### Exercise
Every line below should be repeated exactly.

### Stored entries

%%

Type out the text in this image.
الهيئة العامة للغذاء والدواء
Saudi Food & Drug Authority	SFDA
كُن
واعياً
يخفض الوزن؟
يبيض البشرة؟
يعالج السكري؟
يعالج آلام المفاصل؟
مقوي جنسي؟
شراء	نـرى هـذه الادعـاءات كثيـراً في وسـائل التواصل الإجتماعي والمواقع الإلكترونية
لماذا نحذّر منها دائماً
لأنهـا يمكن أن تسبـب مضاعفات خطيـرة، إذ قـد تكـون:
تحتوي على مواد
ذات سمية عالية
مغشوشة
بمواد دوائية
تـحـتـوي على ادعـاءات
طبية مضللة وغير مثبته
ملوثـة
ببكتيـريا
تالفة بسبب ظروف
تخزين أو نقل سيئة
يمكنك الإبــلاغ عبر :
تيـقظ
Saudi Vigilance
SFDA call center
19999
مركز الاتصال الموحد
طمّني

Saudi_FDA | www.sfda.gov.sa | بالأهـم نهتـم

%%

### Task answer
Type out the text in this image.
الهيئة العامة للغذاء والدواء
Saudi Food & Drug Authority	SFDA
كُن
واعياً
يخفض الوزن؟
يبيض البشرة؟
يعالج السكري؟
يعالج آلام المفاصل؟
مقوي جنسي؟
شراء	نـرى هـذه الادعـاءات كثيـراً في وسـائل التواصل الإجتماعي والمواقع الإلكترونية
لماذا نحذّر منها دائماً
لأنهـا يمكن أن تسبـب مضاعفات خطيـرة، إذ قـد تكـون:
تحتوي على مواد
ذات سمية عالية
مغشوشة
بمواد دوائية
تـحـتـوي على ادعـاءات
طبية مضللة وغير مثبته
ملوثـة
ببكتيـريا
تالفة بسبب ظروف
تخزين أو نقل سيئة
يمكنك الإبــلاغ عبر :
تيـقظ
Saudi Vigilance
SFDA call center
19999
مركز الاتصال الموحد
طمّني

Saudi_FDA | www.sfda.gov.sa | بالأهـم نهتـم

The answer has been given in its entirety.